◆ **BRIEF**
Pictures aside, repeat every entry exactly.

◆ **DATA ENTRIES**
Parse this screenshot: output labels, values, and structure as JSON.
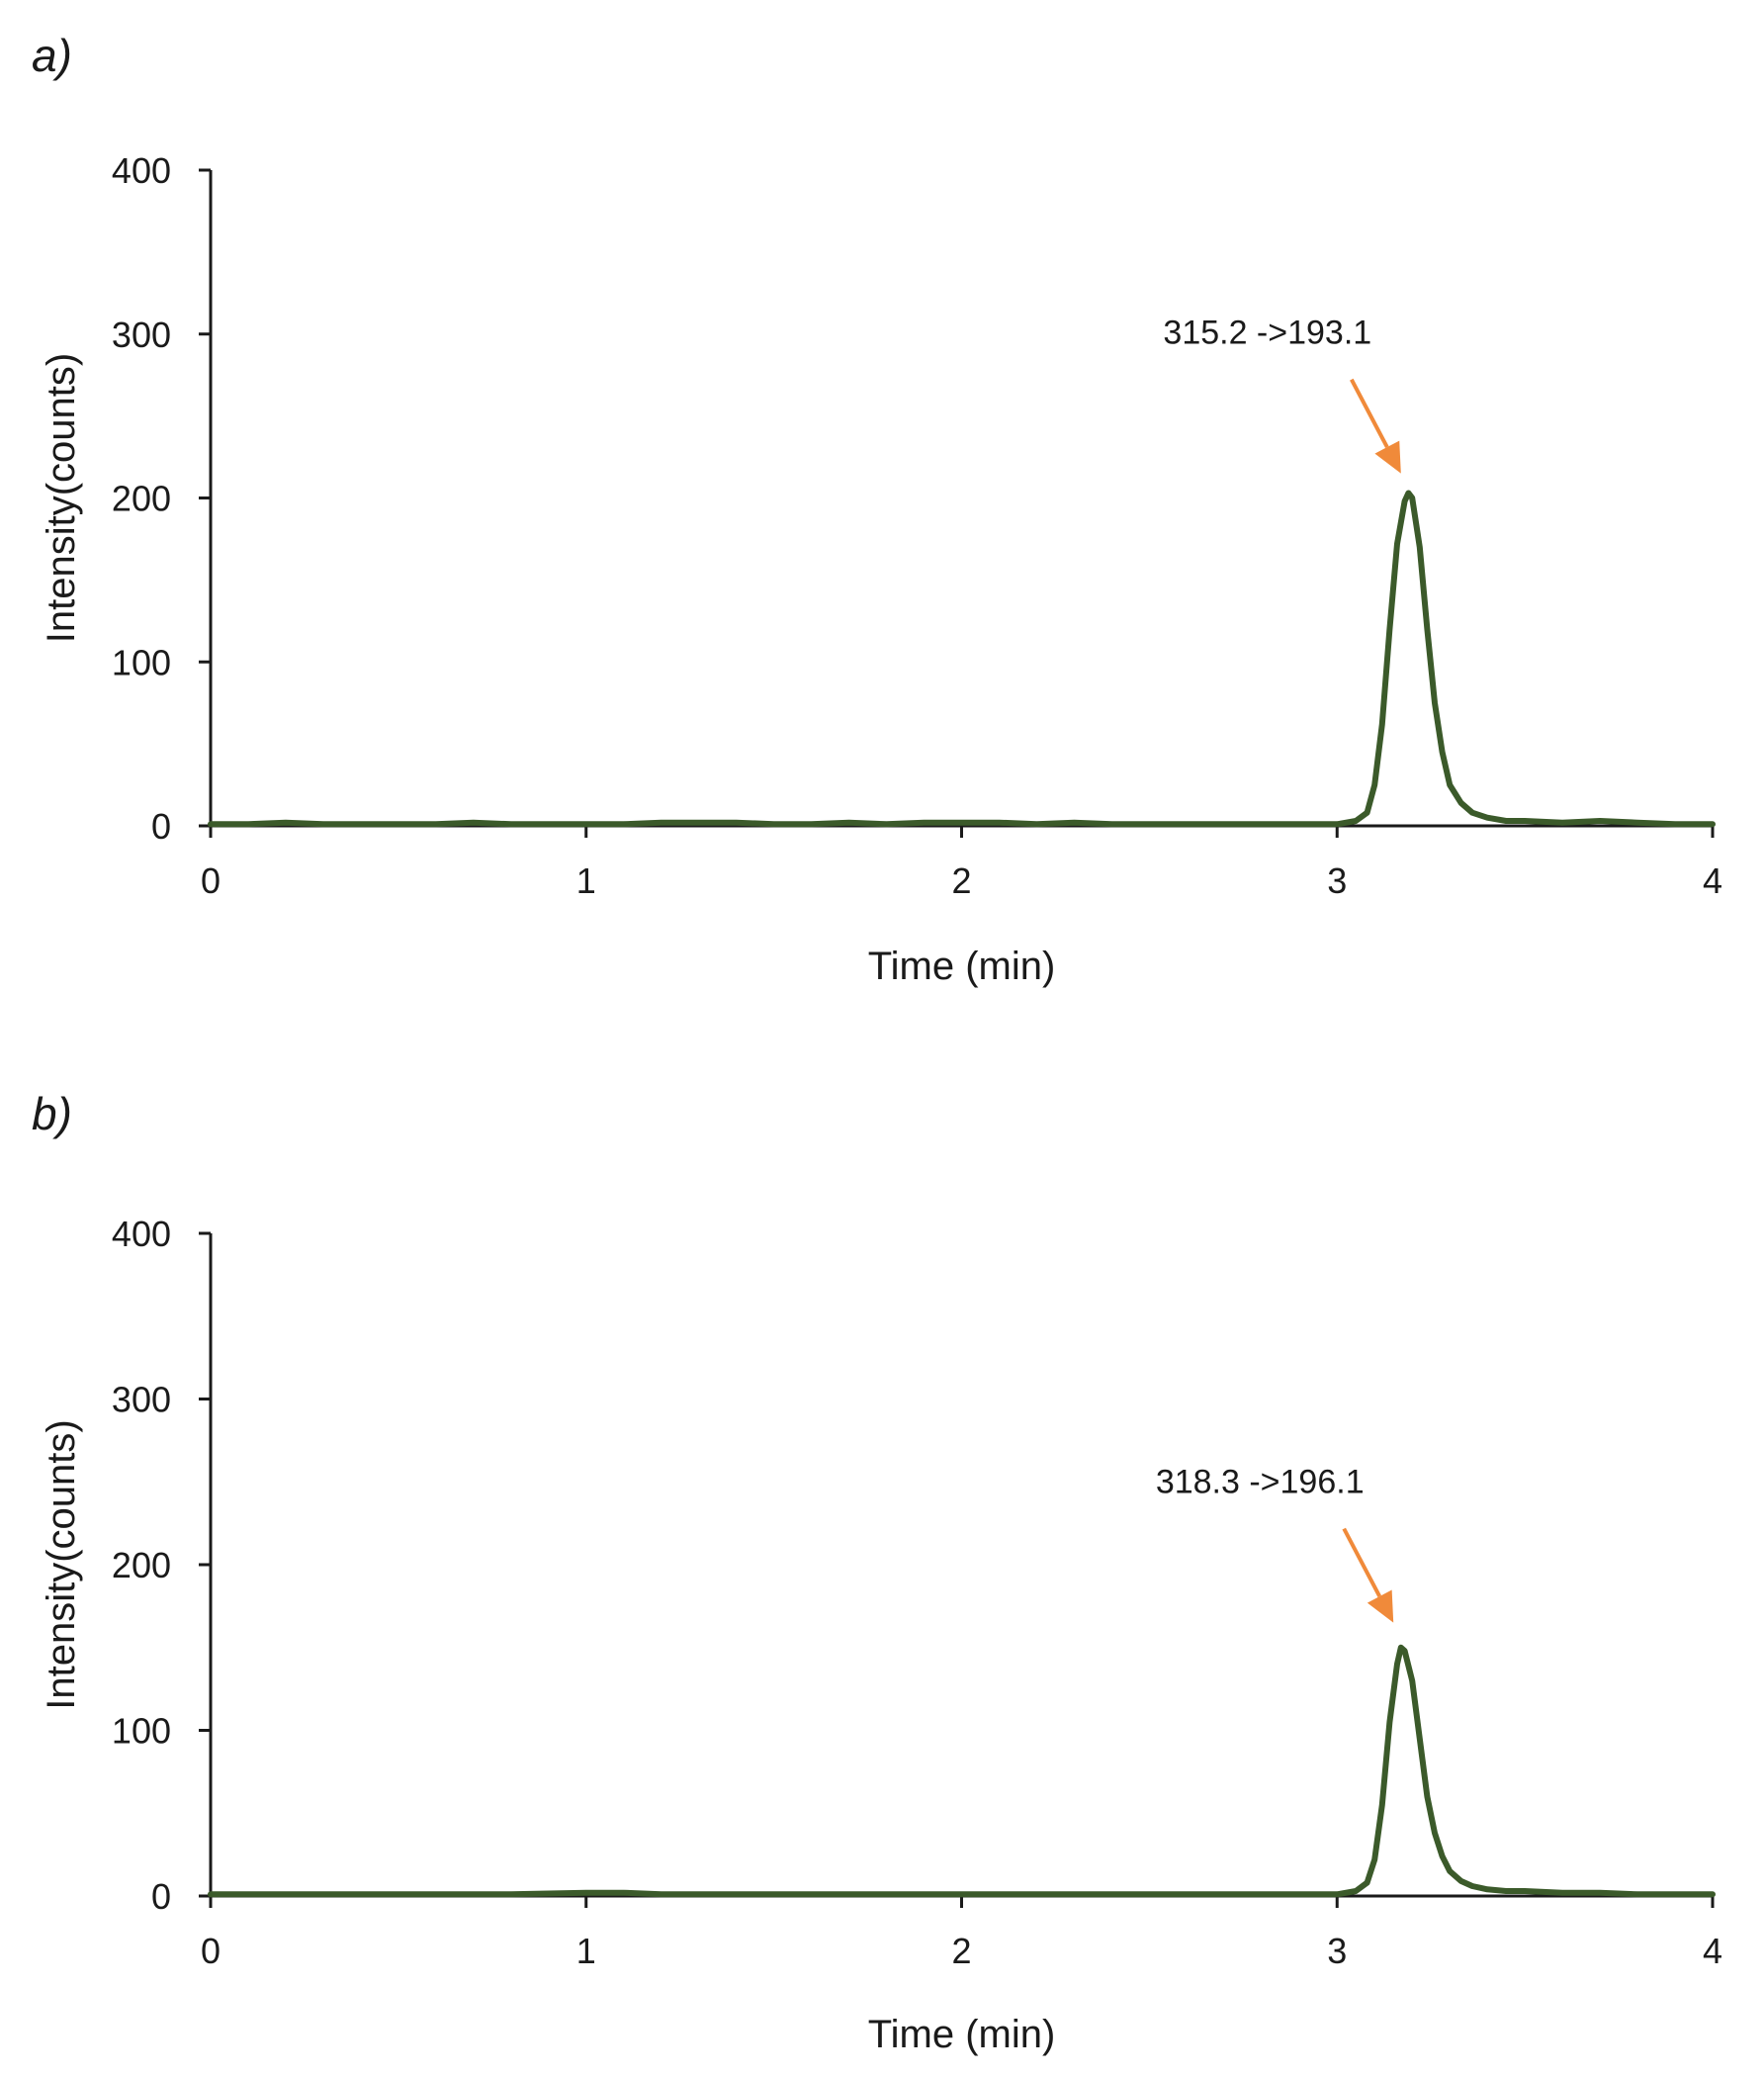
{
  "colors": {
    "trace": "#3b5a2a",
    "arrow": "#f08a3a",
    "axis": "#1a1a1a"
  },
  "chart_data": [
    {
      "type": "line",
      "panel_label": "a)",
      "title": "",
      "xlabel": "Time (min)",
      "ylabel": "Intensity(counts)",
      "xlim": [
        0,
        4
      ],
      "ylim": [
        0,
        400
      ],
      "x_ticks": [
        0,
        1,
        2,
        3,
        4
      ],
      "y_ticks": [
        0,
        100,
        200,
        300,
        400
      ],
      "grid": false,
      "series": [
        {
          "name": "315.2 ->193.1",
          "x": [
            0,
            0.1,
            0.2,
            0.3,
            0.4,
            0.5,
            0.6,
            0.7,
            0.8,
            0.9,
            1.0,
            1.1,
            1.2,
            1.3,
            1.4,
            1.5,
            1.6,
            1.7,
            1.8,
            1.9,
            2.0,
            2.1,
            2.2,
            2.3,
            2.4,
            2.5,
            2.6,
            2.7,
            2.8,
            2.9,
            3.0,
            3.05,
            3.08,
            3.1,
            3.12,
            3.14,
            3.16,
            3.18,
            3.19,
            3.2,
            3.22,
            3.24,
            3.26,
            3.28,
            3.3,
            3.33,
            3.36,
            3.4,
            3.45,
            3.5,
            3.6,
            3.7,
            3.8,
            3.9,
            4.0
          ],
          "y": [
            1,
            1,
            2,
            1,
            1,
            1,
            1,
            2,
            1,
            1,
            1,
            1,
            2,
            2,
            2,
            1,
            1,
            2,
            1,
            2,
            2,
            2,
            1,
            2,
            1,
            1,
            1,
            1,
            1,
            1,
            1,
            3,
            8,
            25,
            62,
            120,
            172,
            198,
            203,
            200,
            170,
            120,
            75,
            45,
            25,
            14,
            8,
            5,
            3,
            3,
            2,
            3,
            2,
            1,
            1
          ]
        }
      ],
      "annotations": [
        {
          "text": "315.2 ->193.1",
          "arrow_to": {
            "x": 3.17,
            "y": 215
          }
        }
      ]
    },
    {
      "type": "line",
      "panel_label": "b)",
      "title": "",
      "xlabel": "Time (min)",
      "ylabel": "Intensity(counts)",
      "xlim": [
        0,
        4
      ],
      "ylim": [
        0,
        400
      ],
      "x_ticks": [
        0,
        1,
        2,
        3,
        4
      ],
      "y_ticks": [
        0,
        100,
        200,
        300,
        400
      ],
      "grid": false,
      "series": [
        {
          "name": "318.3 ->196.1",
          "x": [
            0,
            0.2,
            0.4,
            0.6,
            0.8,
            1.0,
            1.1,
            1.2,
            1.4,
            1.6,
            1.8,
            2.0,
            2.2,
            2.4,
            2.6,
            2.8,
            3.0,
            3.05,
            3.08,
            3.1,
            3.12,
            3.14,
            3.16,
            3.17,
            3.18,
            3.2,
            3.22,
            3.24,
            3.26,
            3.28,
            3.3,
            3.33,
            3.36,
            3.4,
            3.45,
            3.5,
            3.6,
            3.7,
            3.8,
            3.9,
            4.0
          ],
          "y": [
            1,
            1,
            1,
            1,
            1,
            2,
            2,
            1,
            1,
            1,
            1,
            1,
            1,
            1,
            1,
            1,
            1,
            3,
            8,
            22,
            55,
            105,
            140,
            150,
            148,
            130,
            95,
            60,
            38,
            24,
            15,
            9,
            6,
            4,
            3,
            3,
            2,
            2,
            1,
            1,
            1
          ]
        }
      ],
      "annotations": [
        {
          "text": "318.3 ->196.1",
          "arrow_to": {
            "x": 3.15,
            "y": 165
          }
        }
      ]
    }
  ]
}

◆ **EXERCISE SOLUTION**
Parse this screenshot: output labels, values, and structure as JSON.
{
  "colors": {
    "trace": "#3b5a2a",
    "arrow": "#f08a3a",
    "axis": "#1a1a1a"
  },
  "chart_data": [
    {
      "type": "line",
      "panel_label": "a)",
      "title": "",
      "xlabel": "Time (min)",
      "ylabel": "Intensity(counts)",
      "xlim": [
        0,
        4
      ],
      "ylim": [
        0,
        400
      ],
      "x_ticks": [
        0,
        1,
        2,
        3,
        4
      ],
      "y_ticks": [
        0,
        100,
        200,
        300,
        400
      ],
      "grid": false,
      "series": [
        {
          "name": "315.2 ->193.1",
          "x": [
            0,
            0.1,
            0.2,
            0.3,
            0.4,
            0.5,
            0.6,
            0.7,
            0.8,
            0.9,
            1.0,
            1.1,
            1.2,
            1.3,
            1.4,
            1.5,
            1.6,
            1.7,
            1.8,
            1.9,
            2.0,
            2.1,
            2.2,
            2.3,
            2.4,
            2.5,
            2.6,
            2.7,
            2.8,
            2.9,
            3.0,
            3.05,
            3.08,
            3.1,
            3.12,
            3.14,
            3.16,
            3.18,
            3.19,
            3.2,
            3.22,
            3.24,
            3.26,
            3.28,
            3.3,
            3.33,
            3.36,
            3.4,
            3.45,
            3.5,
            3.6,
            3.7,
            3.8,
            3.9,
            4.0
          ],
          "y": [
            1,
            1,
            2,
            1,
            1,
            1,
            1,
            2,
            1,
            1,
            1,
            1,
            2,
            2,
            2,
            1,
            1,
            2,
            1,
            2,
            2,
            2,
            1,
            2,
            1,
            1,
            1,
            1,
            1,
            1,
            1,
            3,
            8,
            25,
            62,
            120,
            172,
            198,
            203,
            200,
            170,
            120,
            75,
            45,
            25,
            14,
            8,
            5,
            3,
            3,
            2,
            3,
            2,
            1,
            1
          ]
        }
      ],
      "annotations": [
        {
          "text": "315.2 ->193.1",
          "arrow_to": {
            "x": 3.17,
            "y": 215
          }
        }
      ]
    },
    {
      "type": "line",
      "panel_label": "b)",
      "title": "",
      "xlabel": "Time (min)",
      "ylabel": "Intensity(counts)",
      "xlim": [
        0,
        4
      ],
      "ylim": [
        0,
        400
      ],
      "x_ticks": [
        0,
        1,
        2,
        3,
        4
      ],
      "y_ticks": [
        0,
        100,
        200,
        300,
        400
      ],
      "grid": false,
      "series": [
        {
          "name": "318.3 ->196.1",
          "x": [
            0,
            0.2,
            0.4,
            0.6,
            0.8,
            1.0,
            1.1,
            1.2,
            1.4,
            1.6,
            1.8,
            2.0,
            2.2,
            2.4,
            2.6,
            2.8,
            3.0,
            3.05,
            3.08,
            3.1,
            3.12,
            3.14,
            3.16,
            3.17,
            3.18,
            3.2,
            3.22,
            3.24,
            3.26,
            3.28,
            3.3,
            3.33,
            3.36,
            3.4,
            3.45,
            3.5,
            3.6,
            3.7,
            3.8,
            3.9,
            4.0
          ],
          "y": [
            1,
            1,
            1,
            1,
            1,
            2,
            2,
            1,
            1,
            1,
            1,
            1,
            1,
            1,
            1,
            1,
            1,
            3,
            8,
            22,
            55,
            105,
            140,
            150,
            148,
            130,
            95,
            60,
            38,
            24,
            15,
            9,
            6,
            4,
            3,
            3,
            2,
            2,
            1,
            1,
            1
          ]
        }
      ],
      "annotations": [
        {
          "text": "318.3 ->196.1",
          "arrow_to": {
            "x": 3.15,
            "y": 165
          }
        }
      ]
    }
  ]
}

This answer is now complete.